Give the records from their start through the line with "scroll-left-icon[interactable] [25,368,30,376]", inclusive, as a Markdown table with the columns Row and Line, skipping any blank lines.

Page element annotations
..............................

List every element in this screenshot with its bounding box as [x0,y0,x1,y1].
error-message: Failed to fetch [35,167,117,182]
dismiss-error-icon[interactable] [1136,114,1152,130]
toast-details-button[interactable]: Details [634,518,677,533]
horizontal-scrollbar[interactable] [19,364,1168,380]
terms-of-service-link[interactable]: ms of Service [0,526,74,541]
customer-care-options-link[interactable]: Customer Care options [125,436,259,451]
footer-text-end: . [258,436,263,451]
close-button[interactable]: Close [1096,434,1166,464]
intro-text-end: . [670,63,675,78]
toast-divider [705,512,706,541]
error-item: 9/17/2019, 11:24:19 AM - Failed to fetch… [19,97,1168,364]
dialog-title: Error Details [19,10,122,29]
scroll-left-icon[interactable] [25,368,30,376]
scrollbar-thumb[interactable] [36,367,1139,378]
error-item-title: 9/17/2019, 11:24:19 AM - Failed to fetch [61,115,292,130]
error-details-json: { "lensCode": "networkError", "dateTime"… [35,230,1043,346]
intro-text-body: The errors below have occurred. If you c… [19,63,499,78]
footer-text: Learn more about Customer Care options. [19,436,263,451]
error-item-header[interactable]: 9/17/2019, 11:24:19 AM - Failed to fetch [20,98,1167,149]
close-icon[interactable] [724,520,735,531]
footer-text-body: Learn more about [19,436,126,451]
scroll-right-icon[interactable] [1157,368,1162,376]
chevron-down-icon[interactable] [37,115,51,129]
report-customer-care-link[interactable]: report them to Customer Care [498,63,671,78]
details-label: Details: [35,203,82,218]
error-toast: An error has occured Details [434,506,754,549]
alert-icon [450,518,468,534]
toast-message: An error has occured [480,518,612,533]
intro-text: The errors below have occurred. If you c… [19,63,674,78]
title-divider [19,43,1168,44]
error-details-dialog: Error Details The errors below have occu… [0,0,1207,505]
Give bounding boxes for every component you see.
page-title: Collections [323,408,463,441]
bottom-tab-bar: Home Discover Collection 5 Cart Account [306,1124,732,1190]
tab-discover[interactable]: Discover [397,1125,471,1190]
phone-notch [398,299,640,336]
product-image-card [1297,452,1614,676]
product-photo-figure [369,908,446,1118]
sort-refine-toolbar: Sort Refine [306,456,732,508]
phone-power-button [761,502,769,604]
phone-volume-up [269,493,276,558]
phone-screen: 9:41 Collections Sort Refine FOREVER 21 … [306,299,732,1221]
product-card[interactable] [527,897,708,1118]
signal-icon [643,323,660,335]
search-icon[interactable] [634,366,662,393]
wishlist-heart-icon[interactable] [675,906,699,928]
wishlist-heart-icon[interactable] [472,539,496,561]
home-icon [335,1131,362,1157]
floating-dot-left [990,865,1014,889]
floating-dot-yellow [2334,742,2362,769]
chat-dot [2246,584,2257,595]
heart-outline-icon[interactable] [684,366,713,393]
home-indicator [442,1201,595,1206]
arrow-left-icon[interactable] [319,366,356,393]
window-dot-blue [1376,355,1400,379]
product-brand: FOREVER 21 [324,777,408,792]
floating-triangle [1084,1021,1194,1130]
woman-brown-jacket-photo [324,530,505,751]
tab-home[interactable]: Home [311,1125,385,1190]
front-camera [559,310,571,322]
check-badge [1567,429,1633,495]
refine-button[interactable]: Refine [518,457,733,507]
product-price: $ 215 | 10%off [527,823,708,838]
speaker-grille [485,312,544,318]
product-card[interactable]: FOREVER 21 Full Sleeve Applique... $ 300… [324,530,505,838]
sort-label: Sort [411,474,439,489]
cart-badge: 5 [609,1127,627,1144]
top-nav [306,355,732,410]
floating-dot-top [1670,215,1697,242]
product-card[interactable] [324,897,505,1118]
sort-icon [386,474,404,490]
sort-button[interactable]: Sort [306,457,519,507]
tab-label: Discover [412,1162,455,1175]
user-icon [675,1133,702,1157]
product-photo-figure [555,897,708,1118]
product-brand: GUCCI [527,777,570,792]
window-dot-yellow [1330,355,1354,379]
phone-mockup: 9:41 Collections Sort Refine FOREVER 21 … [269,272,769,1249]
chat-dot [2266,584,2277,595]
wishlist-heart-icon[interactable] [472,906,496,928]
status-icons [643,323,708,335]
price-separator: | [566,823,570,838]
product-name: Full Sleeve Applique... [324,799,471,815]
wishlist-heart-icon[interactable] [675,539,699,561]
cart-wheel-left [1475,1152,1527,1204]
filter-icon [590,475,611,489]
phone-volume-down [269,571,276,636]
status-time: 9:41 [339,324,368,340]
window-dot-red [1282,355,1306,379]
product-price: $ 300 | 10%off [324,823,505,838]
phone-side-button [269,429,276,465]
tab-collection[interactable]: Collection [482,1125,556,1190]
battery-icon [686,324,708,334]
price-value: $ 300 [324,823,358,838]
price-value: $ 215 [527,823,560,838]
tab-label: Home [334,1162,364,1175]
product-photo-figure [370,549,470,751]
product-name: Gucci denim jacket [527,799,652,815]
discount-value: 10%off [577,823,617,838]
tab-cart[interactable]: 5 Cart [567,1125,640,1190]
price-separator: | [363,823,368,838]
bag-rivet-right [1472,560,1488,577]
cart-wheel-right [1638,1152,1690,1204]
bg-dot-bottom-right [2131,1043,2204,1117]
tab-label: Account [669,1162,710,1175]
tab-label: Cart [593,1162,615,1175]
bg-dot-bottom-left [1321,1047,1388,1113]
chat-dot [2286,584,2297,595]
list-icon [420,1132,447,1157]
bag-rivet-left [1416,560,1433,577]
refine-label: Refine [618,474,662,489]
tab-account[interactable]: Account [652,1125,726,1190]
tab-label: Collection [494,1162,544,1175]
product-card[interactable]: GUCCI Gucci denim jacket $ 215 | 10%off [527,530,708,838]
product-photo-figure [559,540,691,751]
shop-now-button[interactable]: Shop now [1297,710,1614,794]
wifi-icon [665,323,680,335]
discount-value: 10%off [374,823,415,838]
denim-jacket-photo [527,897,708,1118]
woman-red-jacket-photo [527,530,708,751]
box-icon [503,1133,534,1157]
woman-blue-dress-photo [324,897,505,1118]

..............................

_Answer for this exercise_.
| Row | Line |
|---|---|
| 1 | List every element in this screenshot with its bounding box as [x0,y0,x1,y1]. |
| 2 | error-message: Failed to fetch [35,167,117,182] |
| 3 | dismiss-error-icon[interactable] [1136,114,1152,130] |
| 4 | toast-details-button[interactable]: Details [634,518,677,533] |
| 5 | horizontal-scrollbar[interactable] [19,364,1168,380] |
| 6 | terms-of-service-link[interactable]: ms of Service [0,526,74,541] |
| 7 | customer-care-options-link[interactable]: Customer Care options [125,436,259,451] |
| 8 | footer-text-end: . [258,436,263,451] |
| 9 | close-button[interactable]: Close [1096,434,1166,464] |
| 10 | intro-text-end: . [670,63,675,78] |
| 11 | toast-divider [705,512,706,541] |
| 12 | error-item: 9/17/2019, 11:24:19 AM - Failed to fetch… [19,97,1168,364] |
| 13 | dialog-title: Error Details [19,10,122,29] |
| 14 | scroll-left-icon[interactable] [25,368,30,376] |